### Exercise details
Reproduce each line from the records that holds "JSON".

### Records for this exercise
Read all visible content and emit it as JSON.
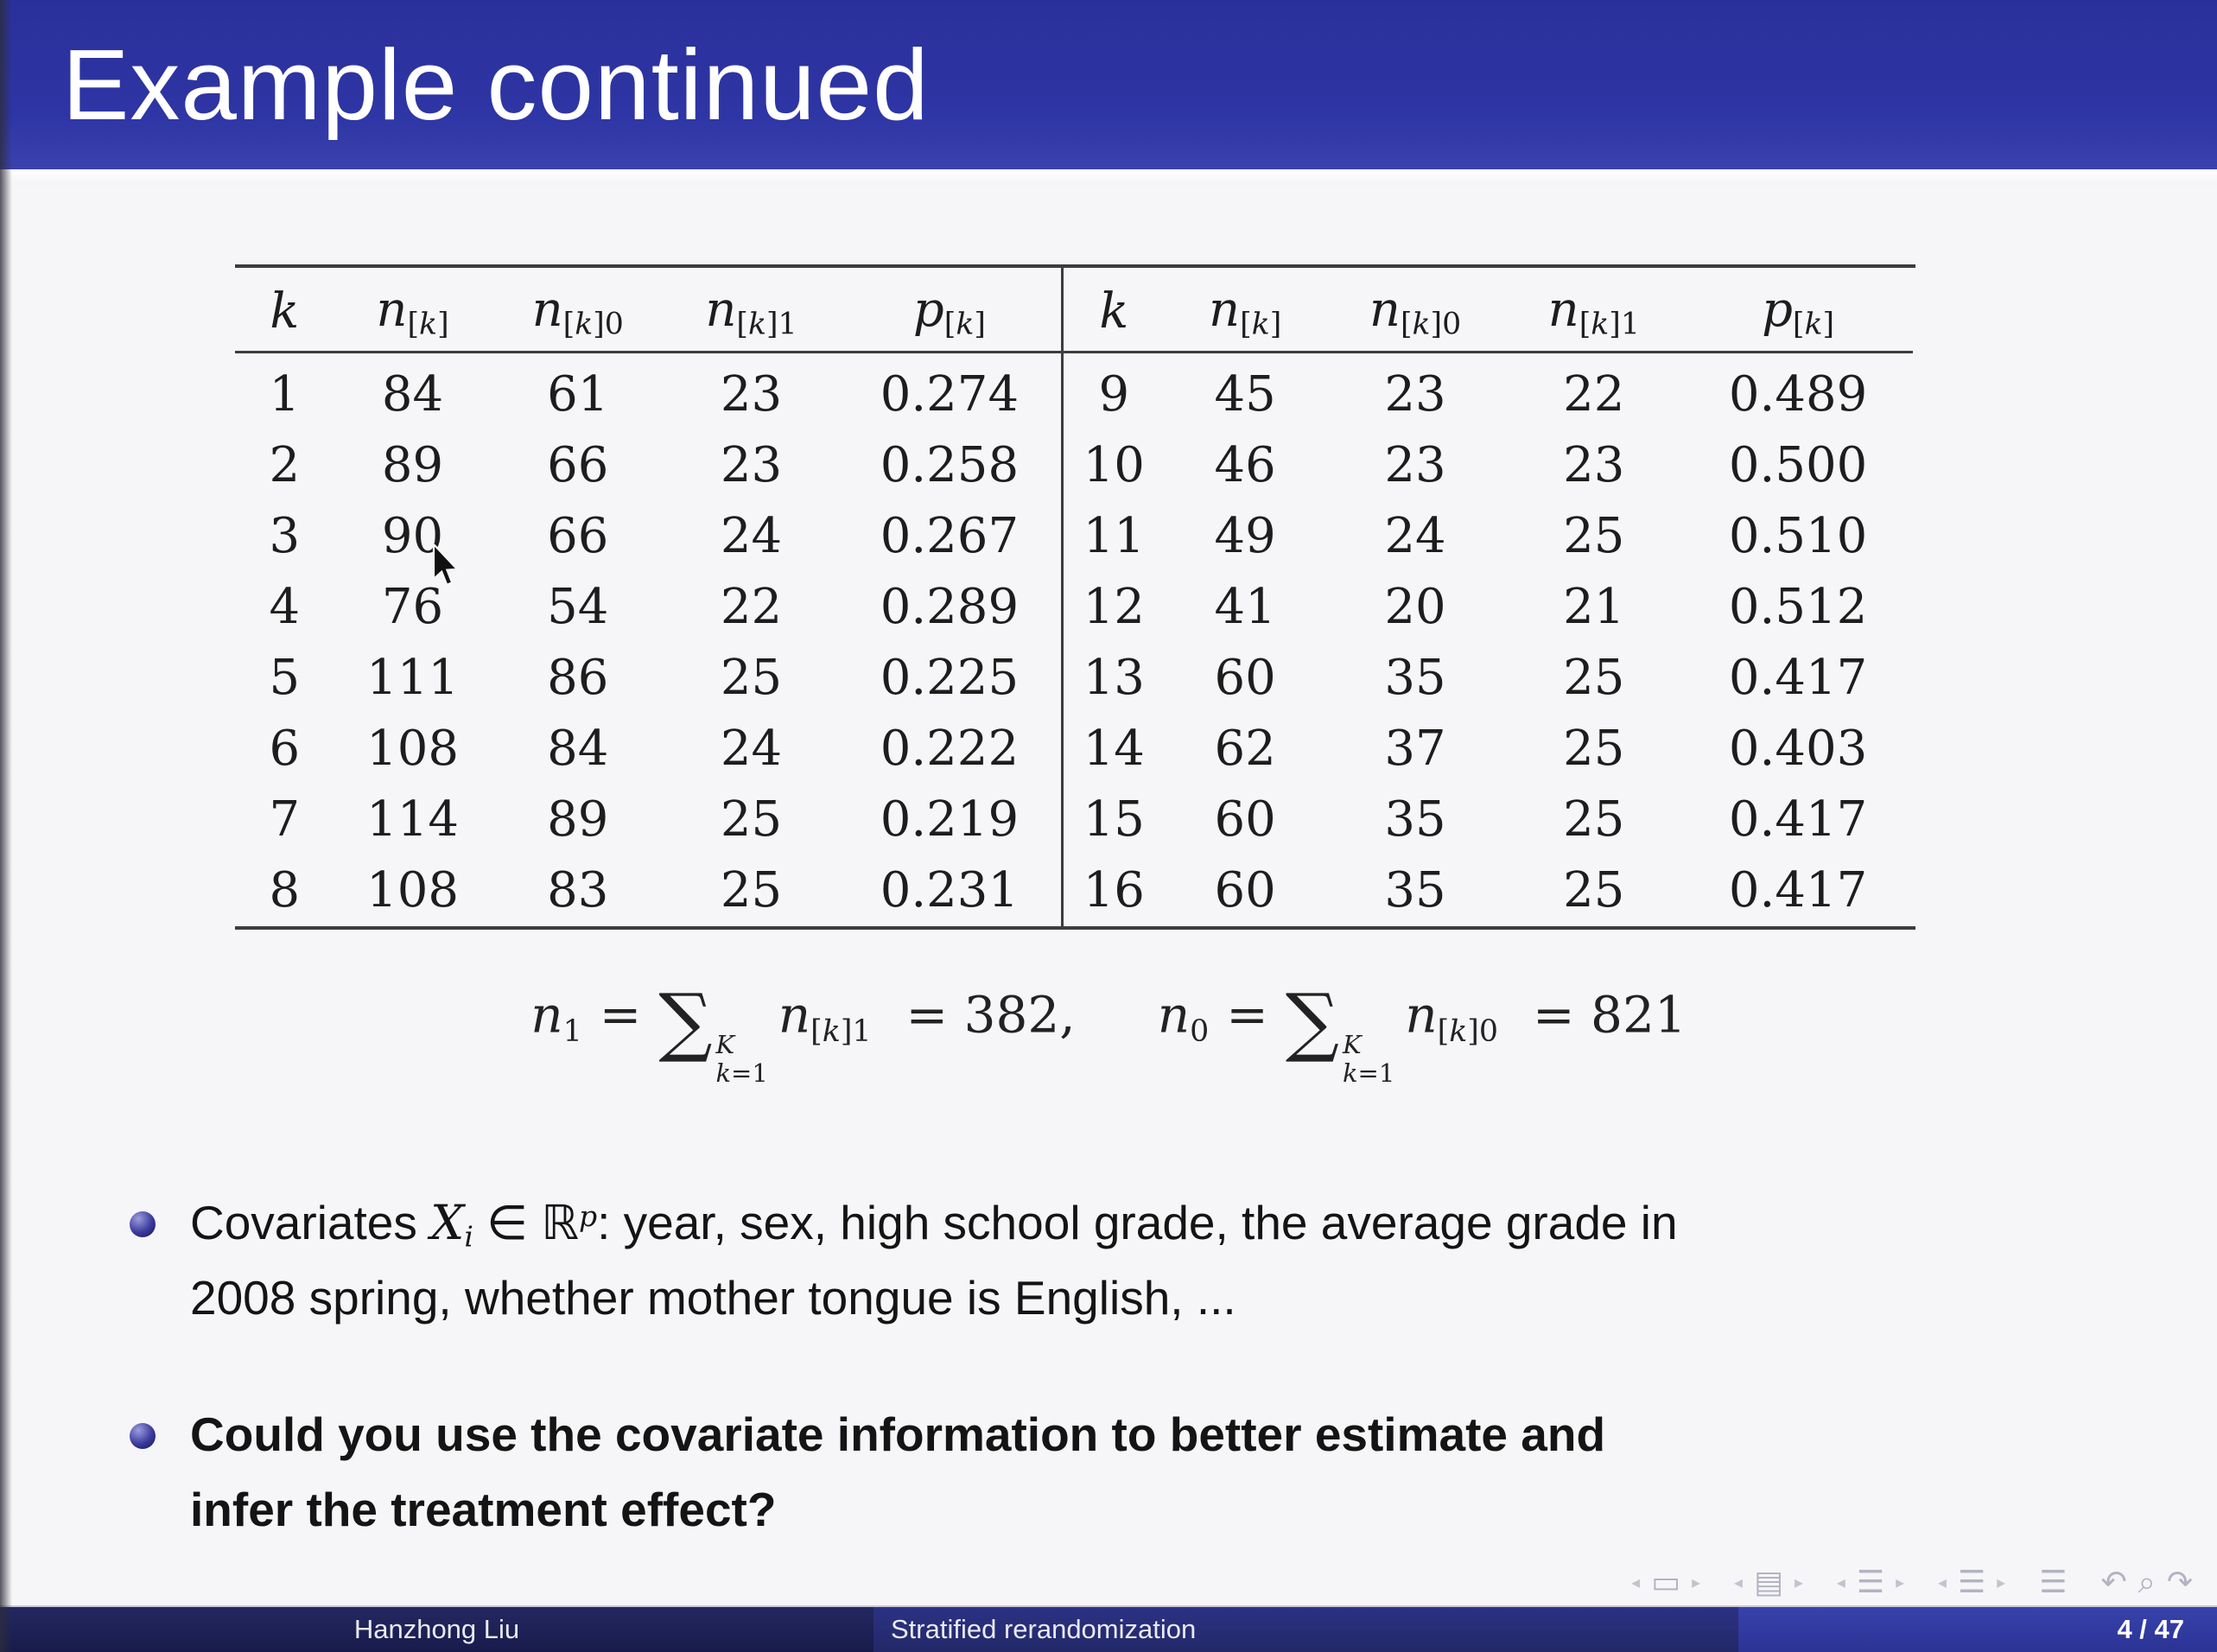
{
  "slide": {
    "title": "Example continued",
    "colors": {
      "titlebar_blue": "#2e35a4",
      "footer_author_bg": "#1b1e52",
      "footer_title_bg": "#272d7c",
      "footer_page_bg": "#3039a0",
      "bullet_ball": "#39399b",
      "background": "#f6f6f8"
    }
  },
  "table": {
    "headers": [
      {
        "base": "k",
        "sub": ""
      },
      {
        "base": "n",
        "sub": "[k]"
      },
      {
        "base": "n",
        "sub": "[k]0"
      },
      {
        "base": "n",
        "sub": "[k]1"
      },
      {
        "base": "p",
        "sub": "[k]"
      }
    ],
    "left_rows": [
      [
        "1",
        "84",
        "61",
        "23",
        "0.274"
      ],
      [
        "2",
        "89",
        "66",
        "23",
        "0.258"
      ],
      [
        "3",
        "90",
        "66",
        "24",
        "0.267"
      ],
      [
        "4",
        "76",
        "54",
        "22",
        "0.289"
      ],
      [
        "5",
        "111",
        "86",
        "25",
        "0.225"
      ],
      [
        "6",
        "108",
        "84",
        "24",
        "0.222"
      ],
      [
        "7",
        "114",
        "89",
        "25",
        "0.219"
      ],
      [
        "8",
        "108",
        "83",
        "25",
        "0.231"
      ]
    ],
    "right_rows": [
      [
        "9",
        "45",
        "23",
        "22",
        "0.489"
      ],
      [
        "10",
        "46",
        "23",
        "23",
        "0.500"
      ],
      [
        "11",
        "49",
        "24",
        "25",
        "0.510"
      ],
      [
        "12",
        "41",
        "20",
        "21",
        "0.512"
      ],
      [
        "13",
        "60",
        "35",
        "25",
        "0.417"
      ],
      [
        "14",
        "62",
        "37",
        "25",
        "0.403"
      ],
      [
        "15",
        "60",
        "35",
        "25",
        "0.417"
      ],
      [
        "16",
        "60",
        "35",
        "25",
        "0.417"
      ]
    ]
  },
  "formula": {
    "left": {
      "var": "n",
      "var_sub": "1",
      "equals": "=",
      "sum": "∑",
      "sum_sup": "K",
      "sum_sub": "k=1",
      "term": "n",
      "term_sub": "[k]1",
      "result": "= 382,"
    },
    "right": {
      "var": "n",
      "var_sub": "0",
      "equals": "=",
      "sum": "∑",
      "sum_sup": "K",
      "sum_sub": "k=1",
      "term": "n",
      "term_sub": "[k]0",
      "result": "= 821"
    }
  },
  "bullets": [
    {
      "bold": false,
      "lines": [
        [
          {
            "t": "text",
            "v": "Covariates "
          },
          {
            "t": "mi",
            "v": "X"
          },
          {
            "t": "msub",
            "v": "i"
          },
          {
            "t": "text",
            "v": " ∈ "
          },
          {
            "t": "bb",
            "v": "ℝ"
          },
          {
            "t": "msup",
            "v": "p"
          },
          {
            "t": "text",
            "v": ": year, sex, high school grade, the average grade in"
          }
        ],
        [
          {
            "t": "text",
            "v": "2008 spring, whether mother tongue is English, ..."
          }
        ]
      ]
    },
    {
      "bold": true,
      "lines": [
        [
          {
            "t": "text",
            "v": "Could you use the covariate information to better estimate and"
          }
        ],
        [
          {
            "t": "text",
            "v": "infer the treatment effect?"
          }
        ]
      ]
    }
  ],
  "nav": [
    {
      "glyph": "◂",
      "name": "nav-slide-prev-icon",
      "cls": "arr"
    },
    {
      "glyph": "▭",
      "name": "nav-slide-icon",
      "cls": ""
    },
    {
      "glyph": "▸",
      "name": "nav-slide-next-icon",
      "cls": "arr"
    },
    {
      "glyph": "◂",
      "name": "nav-frame-prev-icon",
      "cls": "arr gap"
    },
    {
      "glyph": "▤",
      "name": "nav-frame-icon",
      "cls": ""
    },
    {
      "glyph": "▸",
      "name": "nav-frame-next-icon",
      "cls": "arr"
    },
    {
      "glyph": "◂",
      "name": "nav-subsection-prev-icon",
      "cls": "arr gap"
    },
    {
      "glyph": "☰",
      "name": "nav-subsection-icon",
      "cls": ""
    },
    {
      "glyph": "▸",
      "name": "nav-subsection-next-icon",
      "cls": "arr"
    },
    {
      "glyph": "◂",
      "name": "nav-section-prev-icon",
      "cls": "arr gap"
    },
    {
      "glyph": "☰",
      "name": "nav-section-icon",
      "cls": ""
    },
    {
      "glyph": "▸",
      "name": "nav-section-next-icon",
      "cls": "arr"
    },
    {
      "glyph": "☰",
      "name": "nav-appendix-icon",
      "cls": "gap"
    },
    {
      "glyph": "↶",
      "name": "nav-back-icon",
      "cls": "gap"
    },
    {
      "glyph": "⌕",
      "name": "nav-search-icon",
      "cls": ""
    },
    {
      "glyph": "↷",
      "name": "nav-forward-icon",
      "cls": ""
    }
  ],
  "footer": {
    "author": "Hanzhong Liu",
    "deck_title": "Stratified rerandomization",
    "page": "4 / 47"
  }
}
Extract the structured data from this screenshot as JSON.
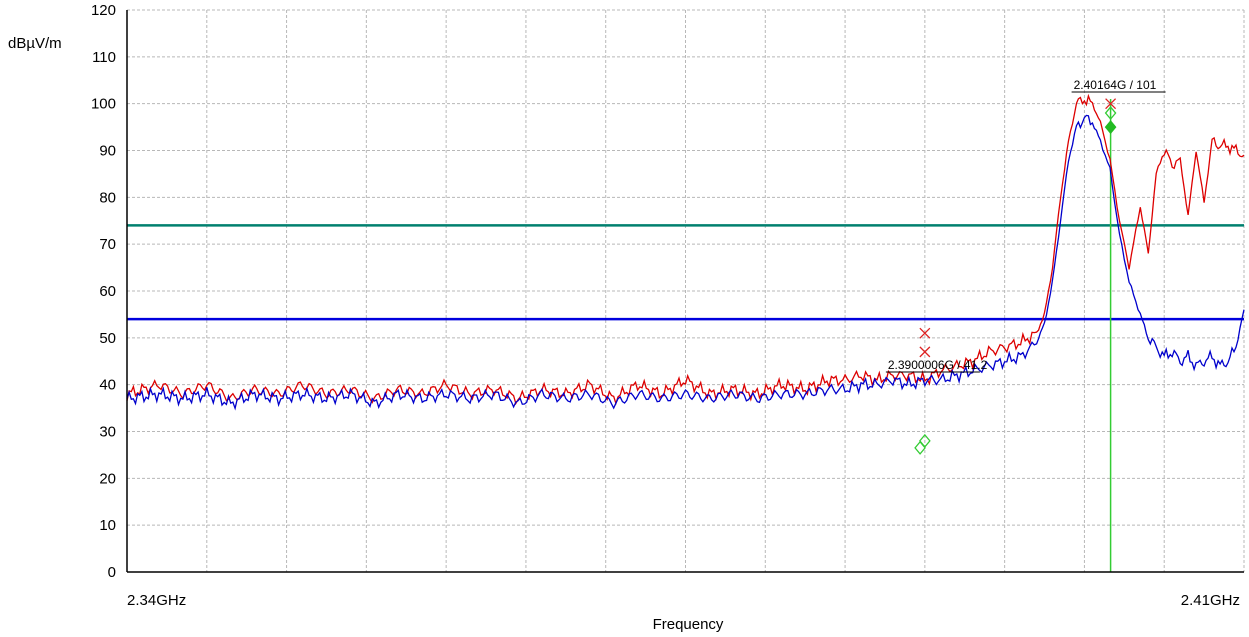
{
  "chart_data": {
    "type": "line",
    "xlabel": "Frequency",
    "ylabel": "dBµV/m",
    "xlim": [
      2.34,
      2.41
    ],
    "ylim": [
      0,
      120
    ],
    "x_unit": "GHz",
    "x_tick_labels": [
      "2.34GHz",
      "2.41GHz"
    ],
    "y_ticks": [
      0,
      10,
      20,
      30,
      40,
      50,
      60,
      70,
      80,
      90,
      100,
      110,
      120
    ],
    "grid": true,
    "limit_lines": [
      {
        "value": 74,
        "color": "#00806f"
      },
      {
        "value": 54,
        "color": "#0000dd"
      }
    ],
    "series": [
      {
        "color": "#dd0000",
        "x": [
          2.34,
          2.342,
          2.3435,
          2.345,
          2.3465,
          2.348,
          2.3495,
          2.351,
          2.3525,
          2.354,
          2.3555,
          2.357,
          2.3585,
          2.36,
          2.3615,
          2.363,
          2.3645,
          2.366,
          2.3675,
          2.369,
          2.3705,
          2.372,
          2.3735,
          2.375,
          2.3765,
          2.378,
          2.3795,
          2.381,
          2.3825,
          2.384,
          2.385,
          2.386,
          2.387,
          2.388,
          2.389,
          2.39,
          2.391,
          2.392,
          2.393,
          2.394,
          2.395,
          2.396,
          2.397,
          2.3975,
          2.398,
          2.3985,
          2.399,
          2.3995,
          2.4,
          2.4005,
          2.401,
          2.4016,
          2.4022,
          2.4028,
          2.4035,
          2.404,
          2.4045,
          2.405,
          2.4055,
          2.406,
          2.4065,
          2.407,
          2.4075,
          2.408,
          2.4085,
          2.409,
          2.4095,
          2.41
        ],
        "y": [
          38,
          40,
          38,
          40,
          37,
          39,
          38,
          40,
          38,
          39,
          37,
          39,
          38,
          40,
          38,
          39,
          37,
          39,
          38,
          40,
          37,
          40,
          38,
          41,
          38,
          39,
          38,
          40,
          39,
          41,
          41,
          42,
          41,
          42,
          42,
          41,
          43,
          44,
          45,
          47,
          48,
          49,
          51,
          55,
          65,
          80,
          92,
          100,
          101,
          100,
          96,
          88,
          75,
          65,
          78,
          68,
          85,
          90,
          87,
          88,
          76,
          90,
          79,
          92,
          91,
          91,
          90,
          89
        ]
      },
      {
        "color": "#0000cc",
        "x": [
          2.34,
          2.342,
          2.3435,
          2.345,
          2.3465,
          2.348,
          2.3495,
          2.351,
          2.3525,
          2.354,
          2.3555,
          2.357,
          2.3585,
          2.36,
          2.3615,
          2.363,
          2.3645,
          2.366,
          2.3675,
          2.369,
          2.3705,
          2.372,
          2.3735,
          2.375,
          2.3765,
          2.378,
          2.3795,
          2.381,
          2.3825,
          2.384,
          2.385,
          2.386,
          2.387,
          2.388,
          2.389,
          2.39,
          2.391,
          2.392,
          2.393,
          2.394,
          2.395,
          2.396,
          2.397,
          2.3975,
          2.398,
          2.3985,
          2.399,
          2.3995,
          2.4,
          2.4005,
          2.401,
          2.4016,
          2.4022,
          2.4028,
          2.4035,
          2.404,
          2.4045,
          2.405,
          2.4055,
          2.406,
          2.4065,
          2.407,
          2.4075,
          2.408,
          2.4085,
          2.409,
          2.4095,
          2.41
        ],
        "y": [
          37,
          38,
          37,
          38,
          36,
          38,
          37,
          38,
          37,
          38,
          36,
          38,
          37,
          38,
          37,
          38,
          36,
          38,
          37,
          38,
          36,
          38,
          37,
          38,
          37,
          38,
          37,
          38,
          38,
          39,
          39,
          40,
          40,
          41,
          40,
          41,
          41,
          42,
          43,
          44,
          45,
          46,
          49,
          53,
          62,
          75,
          88,
          95,
          97,
          96,
          92,
          86,
          72,
          62,
          55,
          50,
          48,
          46,
          47,
          45,
          46,
          44,
          45,
          46,
          44,
          45,
          48,
          56
        ]
      }
    ],
    "markers": [
      {
        "label": "2.40164G / 101",
        "x": 2.40164,
        "y": 101
      },
      {
        "label": "2.3900006G / 41.2",
        "x": 2.3900006,
        "y": 41.2
      }
    ],
    "marker_line": {
      "x": 2.40164,
      "color": "#33cc33"
    },
    "symbols": [
      {
        "shape": "x",
        "x": 2.39,
        "y": 51,
        "color": "#dd2222"
      },
      {
        "shape": "x",
        "x": 2.39,
        "y": 47,
        "color": "#dd2222"
      },
      {
        "shape": "diamond",
        "x": 2.39,
        "y": 28,
        "color": "#33cc33"
      },
      {
        "shape": "diamond",
        "x": 2.3897,
        "y": 26.5,
        "color": "#33cc33"
      },
      {
        "shape": "x",
        "x": 2.40164,
        "y": 100,
        "color": "#dd2222"
      },
      {
        "shape": "diamond",
        "x": 2.40164,
        "y": 98,
        "color": "#33cc33"
      },
      {
        "shape": "diamond-filled",
        "x": 2.40164,
        "y": 95,
        "color": "#22bb22"
      }
    ]
  }
}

### Output for this exercise
Read all visible content and emit it as JSON.
Extract the structured data from this screenshot as JSON.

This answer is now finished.